### Dati forniti
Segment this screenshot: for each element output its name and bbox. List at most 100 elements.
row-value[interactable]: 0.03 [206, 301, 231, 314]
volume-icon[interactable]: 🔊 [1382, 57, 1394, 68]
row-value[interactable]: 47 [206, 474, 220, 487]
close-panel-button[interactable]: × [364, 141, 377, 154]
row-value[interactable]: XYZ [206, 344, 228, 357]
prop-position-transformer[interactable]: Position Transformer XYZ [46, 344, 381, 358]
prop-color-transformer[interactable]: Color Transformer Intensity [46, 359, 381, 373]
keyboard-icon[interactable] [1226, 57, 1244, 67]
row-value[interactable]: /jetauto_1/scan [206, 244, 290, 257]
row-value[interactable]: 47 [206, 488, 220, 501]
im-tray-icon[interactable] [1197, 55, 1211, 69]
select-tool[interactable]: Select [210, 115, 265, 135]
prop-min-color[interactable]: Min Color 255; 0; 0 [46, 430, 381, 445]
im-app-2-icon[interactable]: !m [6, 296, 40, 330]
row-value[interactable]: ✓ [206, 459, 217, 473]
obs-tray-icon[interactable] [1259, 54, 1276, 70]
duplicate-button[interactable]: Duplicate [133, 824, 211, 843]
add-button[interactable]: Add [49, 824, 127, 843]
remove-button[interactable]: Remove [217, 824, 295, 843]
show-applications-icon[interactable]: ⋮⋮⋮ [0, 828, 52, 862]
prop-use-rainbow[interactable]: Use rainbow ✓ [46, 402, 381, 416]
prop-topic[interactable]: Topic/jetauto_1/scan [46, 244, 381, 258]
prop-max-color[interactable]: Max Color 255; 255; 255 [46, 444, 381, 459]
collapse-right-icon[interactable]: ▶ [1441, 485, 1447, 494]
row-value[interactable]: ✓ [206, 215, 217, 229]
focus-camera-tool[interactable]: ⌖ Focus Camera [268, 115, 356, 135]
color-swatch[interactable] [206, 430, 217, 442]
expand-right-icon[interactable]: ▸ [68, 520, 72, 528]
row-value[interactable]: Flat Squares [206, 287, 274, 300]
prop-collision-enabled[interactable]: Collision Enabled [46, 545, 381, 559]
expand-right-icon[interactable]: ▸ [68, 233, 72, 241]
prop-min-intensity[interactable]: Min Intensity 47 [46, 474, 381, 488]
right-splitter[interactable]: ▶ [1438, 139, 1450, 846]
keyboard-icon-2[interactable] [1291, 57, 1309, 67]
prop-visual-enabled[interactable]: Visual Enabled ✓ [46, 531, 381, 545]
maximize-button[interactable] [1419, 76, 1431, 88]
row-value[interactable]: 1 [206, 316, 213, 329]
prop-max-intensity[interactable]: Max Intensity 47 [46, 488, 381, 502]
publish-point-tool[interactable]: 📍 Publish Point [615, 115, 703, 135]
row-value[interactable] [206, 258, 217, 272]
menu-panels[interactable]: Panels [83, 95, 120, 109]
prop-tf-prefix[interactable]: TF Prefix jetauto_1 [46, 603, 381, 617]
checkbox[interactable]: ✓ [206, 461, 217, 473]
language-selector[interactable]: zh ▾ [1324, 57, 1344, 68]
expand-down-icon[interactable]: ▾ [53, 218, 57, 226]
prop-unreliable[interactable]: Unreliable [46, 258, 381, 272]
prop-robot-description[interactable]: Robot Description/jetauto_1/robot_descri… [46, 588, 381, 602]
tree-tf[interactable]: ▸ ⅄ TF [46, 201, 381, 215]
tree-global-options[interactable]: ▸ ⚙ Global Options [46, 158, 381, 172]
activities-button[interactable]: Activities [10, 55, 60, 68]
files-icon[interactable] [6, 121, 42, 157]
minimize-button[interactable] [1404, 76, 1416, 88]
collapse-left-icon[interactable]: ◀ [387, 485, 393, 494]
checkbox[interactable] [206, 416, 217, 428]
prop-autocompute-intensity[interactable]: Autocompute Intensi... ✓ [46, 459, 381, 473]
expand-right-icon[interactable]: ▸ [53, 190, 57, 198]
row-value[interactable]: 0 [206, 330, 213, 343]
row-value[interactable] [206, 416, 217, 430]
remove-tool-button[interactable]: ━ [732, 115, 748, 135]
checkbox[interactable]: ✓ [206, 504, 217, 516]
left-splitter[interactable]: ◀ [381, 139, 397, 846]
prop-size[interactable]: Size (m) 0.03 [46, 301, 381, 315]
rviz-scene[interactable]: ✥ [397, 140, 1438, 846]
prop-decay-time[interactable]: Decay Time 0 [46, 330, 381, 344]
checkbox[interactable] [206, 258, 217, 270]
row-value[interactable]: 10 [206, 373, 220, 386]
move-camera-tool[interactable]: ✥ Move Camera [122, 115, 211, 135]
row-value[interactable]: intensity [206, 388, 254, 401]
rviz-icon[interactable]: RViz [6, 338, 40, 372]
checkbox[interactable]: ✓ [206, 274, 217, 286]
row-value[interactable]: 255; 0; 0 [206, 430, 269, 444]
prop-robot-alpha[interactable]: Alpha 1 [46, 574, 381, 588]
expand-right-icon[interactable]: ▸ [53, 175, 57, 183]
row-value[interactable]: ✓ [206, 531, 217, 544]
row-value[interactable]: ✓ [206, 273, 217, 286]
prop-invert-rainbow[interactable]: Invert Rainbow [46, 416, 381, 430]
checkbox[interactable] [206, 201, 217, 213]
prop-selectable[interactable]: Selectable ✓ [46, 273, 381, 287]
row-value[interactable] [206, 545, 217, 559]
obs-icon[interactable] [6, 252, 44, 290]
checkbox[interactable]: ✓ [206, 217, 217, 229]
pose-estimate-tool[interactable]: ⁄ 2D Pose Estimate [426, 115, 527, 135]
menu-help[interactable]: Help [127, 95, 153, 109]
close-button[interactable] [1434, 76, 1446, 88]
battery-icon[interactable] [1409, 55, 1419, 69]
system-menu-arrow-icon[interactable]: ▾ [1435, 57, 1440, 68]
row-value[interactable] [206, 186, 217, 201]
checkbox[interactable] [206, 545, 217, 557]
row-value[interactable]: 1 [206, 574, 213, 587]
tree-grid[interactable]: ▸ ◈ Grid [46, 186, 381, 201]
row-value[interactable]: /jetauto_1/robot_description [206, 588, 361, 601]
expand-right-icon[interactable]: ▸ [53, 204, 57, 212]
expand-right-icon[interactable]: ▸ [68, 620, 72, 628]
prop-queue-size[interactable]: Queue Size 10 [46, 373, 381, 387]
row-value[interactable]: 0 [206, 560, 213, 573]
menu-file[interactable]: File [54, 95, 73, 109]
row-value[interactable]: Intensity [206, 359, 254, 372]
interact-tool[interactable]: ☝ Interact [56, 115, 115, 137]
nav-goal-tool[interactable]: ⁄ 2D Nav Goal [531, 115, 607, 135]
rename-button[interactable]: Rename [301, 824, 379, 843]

### Problema proposto
Individui nei record ogni riga che contiene la stringa "Camera" e la trascriva per intero, distinguendo tra maiuscole e minuscole.

### La risposta
focus-camera-tool[interactable]: ⌖ Focus Camera [268, 115, 356, 135]
move-camera-tool[interactable]: ✥ Move Camera [122, 115, 211, 135]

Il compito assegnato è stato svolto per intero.